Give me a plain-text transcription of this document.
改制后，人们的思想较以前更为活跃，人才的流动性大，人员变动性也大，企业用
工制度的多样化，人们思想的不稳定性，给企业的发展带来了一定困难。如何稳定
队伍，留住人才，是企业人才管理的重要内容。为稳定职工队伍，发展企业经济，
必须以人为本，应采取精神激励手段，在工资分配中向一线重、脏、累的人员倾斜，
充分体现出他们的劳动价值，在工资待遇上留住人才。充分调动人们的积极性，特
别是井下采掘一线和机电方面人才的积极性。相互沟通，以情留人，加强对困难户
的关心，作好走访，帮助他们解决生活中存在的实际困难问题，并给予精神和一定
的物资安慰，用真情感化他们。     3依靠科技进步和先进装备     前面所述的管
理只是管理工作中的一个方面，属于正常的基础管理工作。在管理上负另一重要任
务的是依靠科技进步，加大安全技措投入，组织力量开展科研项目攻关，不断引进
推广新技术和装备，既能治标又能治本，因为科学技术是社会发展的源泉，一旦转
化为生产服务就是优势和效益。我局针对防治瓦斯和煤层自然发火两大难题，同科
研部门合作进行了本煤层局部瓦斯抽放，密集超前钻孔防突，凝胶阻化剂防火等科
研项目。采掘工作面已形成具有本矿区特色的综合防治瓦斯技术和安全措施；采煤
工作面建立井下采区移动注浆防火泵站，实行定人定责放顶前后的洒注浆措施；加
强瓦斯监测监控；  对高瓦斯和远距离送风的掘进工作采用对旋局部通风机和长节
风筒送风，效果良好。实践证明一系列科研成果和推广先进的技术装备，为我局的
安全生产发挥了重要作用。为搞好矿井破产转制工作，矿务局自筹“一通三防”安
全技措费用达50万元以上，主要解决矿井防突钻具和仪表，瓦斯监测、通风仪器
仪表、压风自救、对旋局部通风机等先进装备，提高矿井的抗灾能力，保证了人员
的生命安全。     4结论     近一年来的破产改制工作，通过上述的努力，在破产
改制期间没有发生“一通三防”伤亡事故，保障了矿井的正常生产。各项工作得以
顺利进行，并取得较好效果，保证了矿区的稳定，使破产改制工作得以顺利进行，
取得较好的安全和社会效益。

• [EXERCISE PROMPT]:
Write out the entries above once more, without altering anything.

• [CORRECT OUTPUT]:
Give me a plain-text transcription of this document.
改制后，人们的思想较以前更为活跃，人才的流动性大，人员变动性也大，企业用
工制度的多样化，人们思想的不稳定性，给企业的发展带来了一定困难。如何稳定
队伍，留住人才，是企业人才管理的重要内容。为稳定职工队伍，发展企业经济，
必须以人为本，应采取精神激励手段，在工资分配中向一线重、脏、累的人员倾斜，
充分体现出他们的劳动价值，在工资待遇上留住人才。充分调动人们的积极性，特
别是井下采掘一线和机电方面人才的积极性。相互沟通，以情留人，加强对困难户
的关心，作好走访，帮助他们解决生活中存在的实际困难问题，并给予精神和一定
的物资安慰，用真情感化他们。     3依靠科技进步和先进装备     前面所述的管
理只是管理工作中的一个方面，属于正常的基础管理工作。在管理上负另一重要任
务的是依靠科技进步，加大安全技措投入，组织力量开展科研项目攻关，不断引进
推广新技术和装备，既能治标又能治本，因为科学技术是社会发展的源泉，一旦转
化为生产服务就是优势和效益。我局针对防治瓦斯和煤层自然发火两大难题，同科
研部门合作进行了本煤层局部瓦斯抽放，密集超前钻孔防突，凝胶阻化剂防火等科
研项目。采掘工作面已形成具有本矿区特色的综合防治瓦斯技术和安全措施；采煤
工作面建立井下采区移动注浆防火泵站，实行定人定责放顶前后的洒注浆措施；加
强瓦斯监测监控；  对高瓦斯和远距离送风的掘进工作采用对旋局部通风机和长节
风筒送风，效果良好。实践证明一系列科研成果和推广先进的技术装备，为我局的
安全生产发挥了重要作用。为搞好矿井破产转制工作，矿务局自筹“一通三防”安
全技措费用达50万元以上，主要解决矿井防突钻具和仪表，瓦斯监测、通风仪器
仪表、压风自救、对旋局部通风机等先进装备，提高矿井的抗灾能力，保证了人员
的生命安全。     4结论     近一年来的破产改制工作，通过上述的努力，在破产
改制期间没有发生“一通三防”伤亡事故，保障了矿井的正常生产。各项工作得以
顺利进行，并取得较好效果，保证了矿区的稳定，使破产改制工作得以顺利进行，
取得较好的安全和社会效益。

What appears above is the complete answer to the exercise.